• _Selected text_:
Deep into the routine, Jane is leading us through innumerable repetitions of a hard perpendicular reverse kick movement. She says brightly “Hang in there, everyone.” This incites a series of protest groans from everyone. (Everyone except Vlad.) This in turn touches a nerve in Jane. She now feels like she has to put down a small revolt. She barks “Hang in there!” without the previous bonhomie in her voice. You could tell she wants to add a “dammit” at the end, but doesn’t. I used to relate to the pain of Jane’s friends and felt spanked by Jane’s harsh tone. Now, as a grownup manager in my own right, I relate to Jane. You have to show your subordinates the stick once in a while after all.
But a good leader knows when to share a laugh with underlings too. Soon after the mini revolt, Jane is leading us through an exercise that resembles how Jane might go about making baby Janes. Aware of this, the crowd suddenly breaks out in laughter, and Jane joins in with us. We’re family again, and all is forgiven.

• _Extracted material_:
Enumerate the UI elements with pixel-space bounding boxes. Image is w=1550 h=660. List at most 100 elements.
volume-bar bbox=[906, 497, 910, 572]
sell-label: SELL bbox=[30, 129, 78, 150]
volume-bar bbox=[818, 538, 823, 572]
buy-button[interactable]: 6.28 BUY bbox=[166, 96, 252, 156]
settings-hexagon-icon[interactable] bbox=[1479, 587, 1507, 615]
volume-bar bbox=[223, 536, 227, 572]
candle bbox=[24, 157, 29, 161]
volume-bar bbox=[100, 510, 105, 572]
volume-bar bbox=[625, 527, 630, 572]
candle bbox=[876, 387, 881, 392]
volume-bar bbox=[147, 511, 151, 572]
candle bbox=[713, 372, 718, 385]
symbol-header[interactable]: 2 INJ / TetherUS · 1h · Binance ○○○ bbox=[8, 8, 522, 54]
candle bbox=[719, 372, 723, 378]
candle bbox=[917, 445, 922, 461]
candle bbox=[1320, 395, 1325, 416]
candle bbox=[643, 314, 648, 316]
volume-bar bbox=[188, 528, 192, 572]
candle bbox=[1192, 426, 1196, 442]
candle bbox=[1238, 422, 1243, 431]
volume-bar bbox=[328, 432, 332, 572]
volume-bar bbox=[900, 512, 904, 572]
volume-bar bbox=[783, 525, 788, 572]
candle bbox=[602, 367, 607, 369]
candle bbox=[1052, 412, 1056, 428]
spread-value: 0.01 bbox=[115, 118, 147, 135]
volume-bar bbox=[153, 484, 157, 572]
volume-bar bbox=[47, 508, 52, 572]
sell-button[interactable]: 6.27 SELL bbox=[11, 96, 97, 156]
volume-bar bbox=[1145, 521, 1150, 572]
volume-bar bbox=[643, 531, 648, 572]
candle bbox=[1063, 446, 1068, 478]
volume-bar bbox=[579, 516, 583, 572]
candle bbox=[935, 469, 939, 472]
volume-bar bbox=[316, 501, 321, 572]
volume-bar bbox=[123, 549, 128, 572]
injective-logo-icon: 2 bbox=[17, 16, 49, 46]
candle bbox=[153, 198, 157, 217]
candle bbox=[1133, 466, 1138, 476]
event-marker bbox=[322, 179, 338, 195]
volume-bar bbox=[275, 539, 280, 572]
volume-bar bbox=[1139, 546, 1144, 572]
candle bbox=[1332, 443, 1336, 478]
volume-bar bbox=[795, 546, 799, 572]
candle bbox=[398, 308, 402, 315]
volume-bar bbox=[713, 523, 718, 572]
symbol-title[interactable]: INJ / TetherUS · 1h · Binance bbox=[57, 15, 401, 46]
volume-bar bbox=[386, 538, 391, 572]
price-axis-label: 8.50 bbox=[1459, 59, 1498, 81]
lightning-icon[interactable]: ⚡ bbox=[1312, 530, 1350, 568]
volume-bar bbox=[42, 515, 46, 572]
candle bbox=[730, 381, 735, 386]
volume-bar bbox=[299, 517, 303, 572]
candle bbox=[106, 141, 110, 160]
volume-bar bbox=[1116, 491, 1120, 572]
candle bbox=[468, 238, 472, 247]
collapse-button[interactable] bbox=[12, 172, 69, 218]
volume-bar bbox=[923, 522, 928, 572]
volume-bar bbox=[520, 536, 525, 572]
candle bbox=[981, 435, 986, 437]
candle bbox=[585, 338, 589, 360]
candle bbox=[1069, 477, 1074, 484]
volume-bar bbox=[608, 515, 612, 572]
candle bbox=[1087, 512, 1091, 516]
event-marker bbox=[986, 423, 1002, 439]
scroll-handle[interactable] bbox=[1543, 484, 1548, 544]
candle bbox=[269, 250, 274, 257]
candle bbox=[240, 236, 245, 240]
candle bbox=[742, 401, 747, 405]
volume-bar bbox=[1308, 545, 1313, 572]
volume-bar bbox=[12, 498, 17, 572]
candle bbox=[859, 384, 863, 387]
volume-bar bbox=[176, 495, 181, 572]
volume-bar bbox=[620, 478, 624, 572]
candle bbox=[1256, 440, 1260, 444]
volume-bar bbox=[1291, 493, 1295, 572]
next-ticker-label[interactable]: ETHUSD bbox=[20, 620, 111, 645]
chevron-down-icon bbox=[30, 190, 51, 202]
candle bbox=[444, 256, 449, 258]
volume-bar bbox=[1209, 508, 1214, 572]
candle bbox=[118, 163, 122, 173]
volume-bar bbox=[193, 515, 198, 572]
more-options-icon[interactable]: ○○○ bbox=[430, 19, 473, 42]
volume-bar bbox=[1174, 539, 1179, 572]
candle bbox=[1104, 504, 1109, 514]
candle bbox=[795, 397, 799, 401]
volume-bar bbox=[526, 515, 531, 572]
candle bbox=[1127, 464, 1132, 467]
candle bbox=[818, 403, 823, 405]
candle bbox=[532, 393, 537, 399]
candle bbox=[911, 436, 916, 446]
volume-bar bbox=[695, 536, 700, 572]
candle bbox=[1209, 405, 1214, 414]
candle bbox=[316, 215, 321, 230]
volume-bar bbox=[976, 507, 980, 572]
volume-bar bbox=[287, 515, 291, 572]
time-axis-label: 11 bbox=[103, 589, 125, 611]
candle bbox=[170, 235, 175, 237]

• _Written tasks_:
a. From the account of Jane's exercise class, quote the stretch from "Deep into the" through "while after all.".
b. In the account of Jane's exercise class, list every sentence that begins with the word "She".
c. Carry on the account of Jane's exercise class past its last sentence.

• _Responses by task_:
a.
Deep into the routine, Jane is leading us through innumerable repetitions of a hard perpendicular reverse kick movement. She says brightly “Hang in there, everyone.” This incites a series of protest groans from everyone. (Everyone except Vlad.) This in turn touches a nerve in Jane. She now feels like she has to put down a small revolt. She barks “Hang in there!” without the previous bonhomie in her voice. You could tell she wants to add a “dammit” at the end, but doesn’t. I used to relate to the pain of Jane’s friends and felt spanked by Jane’s harsh tone. Now, as a grownup manager in my own right, I relate to Jane. You have to show your subordinates the stick once in a while after all.

b.
She says brightly “Hang in there, everyone.”
She now feels like she has to put down a small revolt.
She barks “Hang in there!” without the previous bonhomie in her voice.

c.
25 years ago, Jane was riding high on Hollywood fame from her performances in China Syndrome, Nine to Five, and On Golden Pond. I had just graduated from childhood and was embarking on the road to Adulthood through the valley of Adolescence. No more Little League. No more frogs and salamanders. But today I can still do almost all of the exercises in the video. I wonder, though, if Jane can.
And I wonder about the perfect epitaph for Jane Fonda. Would it be “Make it burn!” or “Don’t forget to breathe”?